DIRECTIVE A:
Which Python versions does the Luxical README say are supported?
DIRECTIVE B:
Return each line of the records that contains the string "battery".
[start PASSAGE PROVIDED]
Luxical — lexical dense embeddings

Fast lexical embeddings built on token counts, TF–IDF, and compact sparse‑to‑dense MLPs.

Read the full story in our blog post.

⏩ For the Quickest Start, check out our Luxical One model on HuggingFace.

⚠️ NOTE: No Planned Active Maintainance ⚠️

This GitHub repository is made available for reproducibility and the advancement of scientific research into fast text embedding methods. At DatologyAI we are proudly comitted to our customers, which unfortunately limits the time we have to actively monitor this repository, accept PRs, or otherwise maintain this project.

Quick Start

Installation

pip install luxical

We currently support MacOS and Linux and Python versions 3.11, 3.12, and 3.13. These limitations are due to the inclusion of complied Rust extension code via the included arrow-tokenize package.

Using HuggingFace `transformers` integration

We have a basic HuggingFace integration that supports inference only. This integration still requires the luxical package.

from pathlib import Path

from transformers import AutoModel

# Load from the Huggingface Hub.
hub_model = AutoModel.from_pretrained("datologyai/luxical-one", trust_remote_code=True)

# Load from a local export directory.
local_dir = Path("~/Downloads/luxical_one_hf").expanduser()
local_model = AutoModel.from_pretrained(local_dir, trust_remote_code=True)

# Embed.
emb = local_model(["Luxical integrates with Huggingface."]).embeddings

Using the native `luxical` package APIs

from pathlib import Path

import luxical.embedder
import luxical.misc_utils

local_dir = Path("~/Downloads/luxical_one.npz").expanduser()
embedder = luxical.embedder.Embedder.load(str(model_local_path))
emb = embedder(["Luxical goes", "very fast"], progress_bars=True)


# EXTRA
# Luxical models typically experience no quality degradation from uint8 quantization.
# Additionally, file-formats supporting dictionary-encoding-based compression
# (e.g. Parquet) may automatically compress roundtrip-quantized data by 4x.
emb_uint8 = luxical.misc_utils.fast_8bit_uniform_scalar_quantize(emb, limit=0.5)
emb_roundtrip = luxical.misc_utils.dequantize_8bit_uniform_scalar_quantized(
    emb_uint8, limit=0.5
)

# EXTRA
# Luxical ships with helper methods to integrate with pyarrow.
import pyarrow as pa
import pyarrow.parquet as pq

emb_pyarrow = luxical.misc_utils.numpy_ndarray_to_pyarrow_fixed_size_list_array(
    emb_roundtrip
)
emb_table = pa.table(
    {
        "document_id": ["doc_1", "doc_2"],
        "embedding": emb_pyarrow,
    }
)
pq.write_table(emb_table, "fast_and_small_embeddings.parquet")

Architecture Notes

Lexical + Dense

Luxical uses lexical (word-based) features. To do this, it tokenizes input text and constructs a Term Frequency (TF) representation over the tokens (aka a "bag of words" featurization). It then applies an Inverse Document Frequency (IDF) scaling and L2 normalization to produce a sparse unit vector.
[end PASSAGE PROVIDED]
[start DATASET EXCERPTS]
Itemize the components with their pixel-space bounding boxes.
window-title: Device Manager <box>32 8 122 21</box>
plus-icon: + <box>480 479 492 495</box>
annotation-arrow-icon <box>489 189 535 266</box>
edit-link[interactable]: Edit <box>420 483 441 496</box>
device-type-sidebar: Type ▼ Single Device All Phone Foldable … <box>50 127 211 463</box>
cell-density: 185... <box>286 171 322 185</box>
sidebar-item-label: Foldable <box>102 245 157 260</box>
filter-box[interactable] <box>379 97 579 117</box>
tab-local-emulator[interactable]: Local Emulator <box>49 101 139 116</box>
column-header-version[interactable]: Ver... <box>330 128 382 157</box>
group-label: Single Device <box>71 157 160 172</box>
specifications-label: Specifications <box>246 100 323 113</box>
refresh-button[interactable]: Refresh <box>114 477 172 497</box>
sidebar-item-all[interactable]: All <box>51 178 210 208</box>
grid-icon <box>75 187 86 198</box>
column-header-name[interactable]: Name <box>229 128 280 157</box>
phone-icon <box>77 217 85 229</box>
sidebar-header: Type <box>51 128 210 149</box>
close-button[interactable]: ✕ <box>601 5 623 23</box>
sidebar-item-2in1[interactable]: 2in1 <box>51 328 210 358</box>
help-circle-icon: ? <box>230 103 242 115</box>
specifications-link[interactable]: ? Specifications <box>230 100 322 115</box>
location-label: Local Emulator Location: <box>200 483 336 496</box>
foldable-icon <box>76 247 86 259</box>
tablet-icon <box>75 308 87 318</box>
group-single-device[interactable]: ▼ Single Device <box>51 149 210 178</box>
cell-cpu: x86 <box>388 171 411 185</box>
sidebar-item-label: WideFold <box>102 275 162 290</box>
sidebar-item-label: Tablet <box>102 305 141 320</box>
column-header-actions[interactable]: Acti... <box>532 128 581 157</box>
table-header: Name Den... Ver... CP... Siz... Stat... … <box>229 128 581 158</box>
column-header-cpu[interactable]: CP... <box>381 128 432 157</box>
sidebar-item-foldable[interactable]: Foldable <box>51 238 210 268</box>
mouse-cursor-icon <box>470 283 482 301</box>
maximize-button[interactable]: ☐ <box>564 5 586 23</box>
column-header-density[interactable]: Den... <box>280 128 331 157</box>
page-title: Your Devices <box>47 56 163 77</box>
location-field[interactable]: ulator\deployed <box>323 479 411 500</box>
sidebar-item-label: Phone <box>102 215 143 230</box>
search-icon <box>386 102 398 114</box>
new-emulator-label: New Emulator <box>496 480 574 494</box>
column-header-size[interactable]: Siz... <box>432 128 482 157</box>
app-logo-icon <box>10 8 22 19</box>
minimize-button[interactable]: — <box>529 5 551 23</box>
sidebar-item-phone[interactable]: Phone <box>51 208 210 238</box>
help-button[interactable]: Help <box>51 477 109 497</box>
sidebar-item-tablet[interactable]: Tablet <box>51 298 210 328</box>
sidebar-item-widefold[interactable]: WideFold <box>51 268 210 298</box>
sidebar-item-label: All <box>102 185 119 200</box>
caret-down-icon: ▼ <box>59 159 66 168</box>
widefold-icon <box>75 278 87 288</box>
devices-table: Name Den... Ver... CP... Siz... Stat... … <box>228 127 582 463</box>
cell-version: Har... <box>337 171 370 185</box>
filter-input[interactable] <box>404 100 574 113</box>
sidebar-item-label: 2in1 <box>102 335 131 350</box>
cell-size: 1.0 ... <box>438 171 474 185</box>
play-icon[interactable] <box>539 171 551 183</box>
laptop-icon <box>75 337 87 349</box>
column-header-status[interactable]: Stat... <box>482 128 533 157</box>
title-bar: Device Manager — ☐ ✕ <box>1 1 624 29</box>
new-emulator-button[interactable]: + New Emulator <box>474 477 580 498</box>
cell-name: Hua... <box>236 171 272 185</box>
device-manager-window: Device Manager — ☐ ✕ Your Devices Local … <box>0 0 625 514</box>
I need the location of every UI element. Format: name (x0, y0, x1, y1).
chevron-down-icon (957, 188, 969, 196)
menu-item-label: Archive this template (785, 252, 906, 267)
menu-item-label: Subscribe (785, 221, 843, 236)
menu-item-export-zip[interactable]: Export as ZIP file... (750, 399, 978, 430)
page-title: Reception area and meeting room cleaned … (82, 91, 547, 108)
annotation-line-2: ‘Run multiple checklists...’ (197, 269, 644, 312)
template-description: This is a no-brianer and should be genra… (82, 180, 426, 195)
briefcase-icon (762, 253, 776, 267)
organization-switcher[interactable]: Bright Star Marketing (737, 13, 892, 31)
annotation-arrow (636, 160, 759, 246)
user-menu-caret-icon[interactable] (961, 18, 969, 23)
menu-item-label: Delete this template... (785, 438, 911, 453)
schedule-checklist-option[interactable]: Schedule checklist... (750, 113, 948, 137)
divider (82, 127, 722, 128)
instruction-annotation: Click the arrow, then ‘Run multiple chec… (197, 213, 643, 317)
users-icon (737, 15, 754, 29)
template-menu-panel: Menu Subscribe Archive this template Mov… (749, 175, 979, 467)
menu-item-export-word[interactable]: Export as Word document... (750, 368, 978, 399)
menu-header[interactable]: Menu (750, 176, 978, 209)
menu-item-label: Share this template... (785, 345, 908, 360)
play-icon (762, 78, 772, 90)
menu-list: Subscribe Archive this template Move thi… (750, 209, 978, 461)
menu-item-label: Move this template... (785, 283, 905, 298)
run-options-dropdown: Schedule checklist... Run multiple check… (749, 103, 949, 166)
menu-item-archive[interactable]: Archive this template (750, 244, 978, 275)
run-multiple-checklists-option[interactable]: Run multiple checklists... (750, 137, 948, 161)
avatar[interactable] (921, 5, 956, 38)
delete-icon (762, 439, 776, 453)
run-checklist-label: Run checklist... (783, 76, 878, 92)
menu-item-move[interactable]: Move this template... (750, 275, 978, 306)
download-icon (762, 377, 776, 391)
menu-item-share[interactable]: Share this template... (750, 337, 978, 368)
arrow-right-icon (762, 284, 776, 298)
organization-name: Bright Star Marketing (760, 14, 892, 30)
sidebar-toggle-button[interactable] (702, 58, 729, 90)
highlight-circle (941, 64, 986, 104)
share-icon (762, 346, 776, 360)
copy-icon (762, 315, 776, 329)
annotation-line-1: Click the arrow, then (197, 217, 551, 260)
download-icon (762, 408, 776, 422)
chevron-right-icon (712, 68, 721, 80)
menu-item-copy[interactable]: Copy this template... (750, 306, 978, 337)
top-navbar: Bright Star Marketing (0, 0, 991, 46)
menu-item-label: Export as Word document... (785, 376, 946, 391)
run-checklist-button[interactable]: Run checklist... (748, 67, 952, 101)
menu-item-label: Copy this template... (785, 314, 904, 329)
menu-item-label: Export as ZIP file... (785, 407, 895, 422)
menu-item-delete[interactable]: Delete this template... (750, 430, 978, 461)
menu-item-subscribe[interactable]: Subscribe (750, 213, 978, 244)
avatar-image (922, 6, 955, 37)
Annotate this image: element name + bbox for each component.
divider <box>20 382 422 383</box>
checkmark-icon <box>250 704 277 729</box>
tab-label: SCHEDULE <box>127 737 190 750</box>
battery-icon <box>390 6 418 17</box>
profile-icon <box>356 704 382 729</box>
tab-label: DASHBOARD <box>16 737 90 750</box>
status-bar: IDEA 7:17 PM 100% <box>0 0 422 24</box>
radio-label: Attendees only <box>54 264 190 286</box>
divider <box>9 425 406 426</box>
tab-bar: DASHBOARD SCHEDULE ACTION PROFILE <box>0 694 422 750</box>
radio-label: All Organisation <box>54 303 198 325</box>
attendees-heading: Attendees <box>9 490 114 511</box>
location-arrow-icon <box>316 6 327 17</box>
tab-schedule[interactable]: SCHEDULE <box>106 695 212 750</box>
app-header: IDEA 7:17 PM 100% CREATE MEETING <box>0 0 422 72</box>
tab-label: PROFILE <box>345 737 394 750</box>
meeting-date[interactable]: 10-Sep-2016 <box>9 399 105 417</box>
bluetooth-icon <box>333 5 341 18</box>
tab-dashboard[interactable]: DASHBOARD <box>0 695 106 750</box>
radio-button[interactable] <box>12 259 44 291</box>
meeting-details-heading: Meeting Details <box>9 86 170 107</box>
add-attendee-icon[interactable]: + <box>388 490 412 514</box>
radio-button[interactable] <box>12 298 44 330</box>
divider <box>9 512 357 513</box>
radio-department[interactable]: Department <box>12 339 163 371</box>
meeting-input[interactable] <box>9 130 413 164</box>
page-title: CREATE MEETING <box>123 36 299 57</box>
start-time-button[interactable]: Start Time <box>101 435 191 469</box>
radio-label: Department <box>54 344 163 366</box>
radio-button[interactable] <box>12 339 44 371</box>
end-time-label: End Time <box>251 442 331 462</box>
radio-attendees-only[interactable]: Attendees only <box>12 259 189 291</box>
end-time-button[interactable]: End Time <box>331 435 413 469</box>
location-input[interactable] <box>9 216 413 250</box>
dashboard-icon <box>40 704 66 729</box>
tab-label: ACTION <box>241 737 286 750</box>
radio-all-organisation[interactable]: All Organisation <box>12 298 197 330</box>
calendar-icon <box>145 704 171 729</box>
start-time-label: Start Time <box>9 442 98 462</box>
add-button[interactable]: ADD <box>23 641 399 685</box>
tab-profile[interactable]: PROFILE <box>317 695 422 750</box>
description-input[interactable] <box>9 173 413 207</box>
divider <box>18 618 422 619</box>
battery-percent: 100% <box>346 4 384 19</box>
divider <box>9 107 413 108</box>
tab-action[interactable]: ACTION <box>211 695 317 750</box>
[end DATASET EXCERPTS]
EXERCISE RESULT A:
Python 3.11, 3.12, and 3.13

EXERCISE RESULT B:
battery-icon <box>390 6 418 17</box>
battery-percent: 100% <box>346 4 384 19</box>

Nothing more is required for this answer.